Figure dataset records:
════════════════════

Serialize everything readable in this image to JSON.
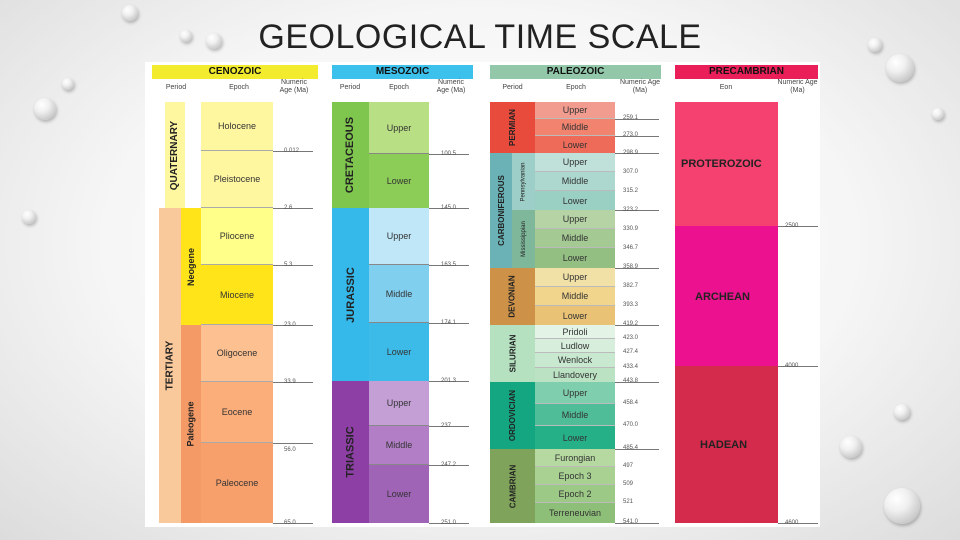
{
  "title": "GEOLOGICAL TIME SCALE",
  "colors": {
    "header_cenozoic": "#f3ec2e",
    "header_mesozoic": "#3cc0ec",
    "header_paleozoic": "#92c7aa",
    "header_precambrian": "#ea1f5a",
    "quaternary": "#fff7a0",
    "tertiary": "#f9c89b",
    "neogene": "#ffe419",
    "paleogene": "#f49a66",
    "cretaceous": "#7fc64e",
    "jurassic": "#35b8ea",
    "triassic": "#8e3fa5",
    "permian": "#e84a3c",
    "carboniferous": "#6ab2b5",
    "devonian": "#cd9148",
    "silurian": "#b5e1c0",
    "ordovician": "#13a681",
    "cambrian": "#7fa35b",
    "proterozoic": "#f4416f",
    "archean": "#ec118e",
    "hadean": "#d42a4b"
  },
  "cenozoic": {
    "header": "CENOZOIC",
    "period_label": "Period",
    "epoch_label": "Epoch",
    "age_label": "Numeric Age (Ma)",
    "periods": [
      "QUATERNARY",
      "TERTIARY"
    ],
    "subperiods": [
      "Neogene",
      "Paleogene"
    ],
    "epochs": [
      "Holocene",
      "Pleistocene",
      "Pliocene",
      "Miocene",
      "Oligocene",
      "Eocene",
      "Paleocene"
    ],
    "ages": [
      "0.012",
      "2.6",
      "5.3",
      "23.0",
      "33.9",
      "56.0",
      "65.0"
    ]
  },
  "mesozoic": {
    "header": "MESOZOIC",
    "period_label": "Period",
    "epoch_label": "Epoch",
    "age_label": "Numeric Age (Ma)",
    "periods": [
      "CRETACEOUS",
      "JURASSIC",
      "TRIASSIC"
    ],
    "epochs": [
      "Upper",
      "Lower",
      "Upper",
      "Middle",
      "Lower",
      "Upper",
      "Middle",
      "Lower"
    ],
    "ages": [
      "100.5",
      "145.0",
      "163.5",
      "174.1",
      "201.3",
      "237",
      "247.2",
      "251.0"
    ]
  },
  "paleozoic": {
    "header": "PALEOZOIC",
    "period_label": "Period",
    "epoch_label": "Epoch",
    "age_label": "Numeric Age (Ma)",
    "periods": [
      "PERMIAN",
      "CARBONIFEROUS",
      "DEVONIAN",
      "SILURIAN",
      "ORDOVICIAN",
      "CAMBRIAN"
    ],
    "subperiods": [
      "Pennsylvanian",
      "Mississippian"
    ],
    "epochs": [
      "Upper",
      "Middle",
      "Lower",
      "Upper",
      "Middle",
      "Lower",
      "Upper",
      "Middle",
      "Lower",
      "Upper",
      "Middle",
      "Lower",
      "Pridoli",
      "Ludlow",
      "Wenlock",
      "Llandovery",
      "Upper",
      "Middle",
      "Lower",
      "Furongian",
      "Epoch 3",
      "Epoch 2",
      "Terreneuvian"
    ],
    "ages": [
      "259.1",
      "273.0",
      "298.9",
      "307.0",
      "315.2",
      "323.2",
      "330.9",
      "346.7",
      "358.9",
      "382.7",
      "393.3",
      "419.2",
      "423.0",
      "427.4",
      "433.4",
      "443.8",
      "458.4",
      "470.0",
      "485.4",
      "497",
      "509",
      "521",
      "541.0"
    ]
  },
  "precambrian": {
    "header": "PRECAMBRIAN",
    "eon_label": "Eon",
    "age_label": "Numeric Age (Ma)",
    "eons": [
      "PROTEROZOIC",
      "ARCHEAN",
      "HADEAN"
    ],
    "ages": [
      "2500",
      "4000",
      "4600"
    ]
  }
}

════════════════════

**GIVEN INSTRUCTION**
Give an exact copy of the material, leaving out every picture.

**EXPECTED OUTPUT**
Serialize everything readable in this image to JSON.
{
  "title": "GEOLOGICAL TIME SCALE",
  "colors": {
    "header_cenozoic": "#f3ec2e",
    "header_mesozoic": "#3cc0ec",
    "header_paleozoic": "#92c7aa",
    "header_precambrian": "#ea1f5a",
    "quaternary": "#fff7a0",
    "tertiary": "#f9c89b",
    "neogene": "#ffe419",
    "paleogene": "#f49a66",
    "cretaceous": "#7fc64e",
    "jurassic": "#35b8ea",
    "triassic": "#8e3fa5",
    "permian": "#e84a3c",
    "carboniferous": "#6ab2b5",
    "devonian": "#cd9148",
    "silurian": "#b5e1c0",
    "ordovician": "#13a681",
    "cambrian": "#7fa35b",
    "proterozoic": "#f4416f",
    "archean": "#ec118e",
    "hadean": "#d42a4b"
  },
  "cenozoic": {
    "header": "CENOZOIC",
    "period_label": "Period",
    "epoch_label": "Epoch",
    "age_label": "Numeric Age (Ma)",
    "periods": [
      "QUATERNARY",
      "TERTIARY"
    ],
    "subperiods": [
      "Neogene",
      "Paleogene"
    ],
    "epochs": [
      "Holocene",
      "Pleistocene",
      "Pliocene",
      "Miocene",
      "Oligocene",
      "Eocene",
      "Paleocene"
    ],
    "ages": [
      "0.012",
      "2.6",
      "5.3",
      "23.0",
      "33.9",
      "56.0",
      "65.0"
    ]
  },
  "mesozoic": {
    "header": "MESOZOIC",
    "period_label": "Period",
    "epoch_label": "Epoch",
    "age_label": "Numeric Age (Ma)",
    "periods": [
      "CRETACEOUS",
      "JURASSIC",
      "TRIASSIC"
    ],
    "epochs": [
      "Upper",
      "Lower",
      "Upper",
      "Middle",
      "Lower",
      "Upper",
      "Middle",
      "Lower"
    ],
    "ages": [
      "100.5",
      "145.0",
      "163.5",
      "174.1",
      "201.3",
      "237",
      "247.2",
      "251.0"
    ]
  },
  "paleozoic": {
    "header": "PALEOZOIC",
    "period_label": "Period",
    "epoch_label": "Epoch",
    "age_label": "Numeric Age (Ma)",
    "periods": [
      "PERMIAN",
      "CARBONIFEROUS",
      "DEVONIAN",
      "SILURIAN",
      "ORDOVICIAN",
      "CAMBRIAN"
    ],
    "subperiods": [
      "Pennsylvanian",
      "Mississippian"
    ],
    "epochs": [
      "Upper",
      "Middle",
      "Lower",
      "Upper",
      "Middle",
      "Lower",
      "Upper",
      "Middle",
      "Lower",
      "Upper",
      "Middle",
      "Lower",
      "Pridoli",
      "Ludlow",
      "Wenlock",
      "Llandovery",
      "Upper",
      "Middle",
      "Lower",
      "Furongian",
      "Epoch 3",
      "Epoch 2",
      "Terreneuvian"
    ],
    "ages": [
      "259.1",
      "273.0",
      "298.9",
      "307.0",
      "315.2",
      "323.2",
      "330.9",
      "346.7",
      "358.9",
      "382.7",
      "393.3",
      "419.2",
      "423.0",
      "427.4",
      "433.4",
      "443.8",
      "458.4",
      "470.0",
      "485.4",
      "497",
      "509",
      "521",
      "541.0"
    ]
  },
  "precambrian": {
    "header": "PRECAMBRIAN",
    "eon_label": "Eon",
    "age_label": "Numeric Age (Ma)",
    "eons": [
      "PROTEROZOIC",
      "ARCHEAN",
      "HADEAN"
    ],
    "ages": [
      "2500",
      "4000",
      "4600"
    ]
  }
}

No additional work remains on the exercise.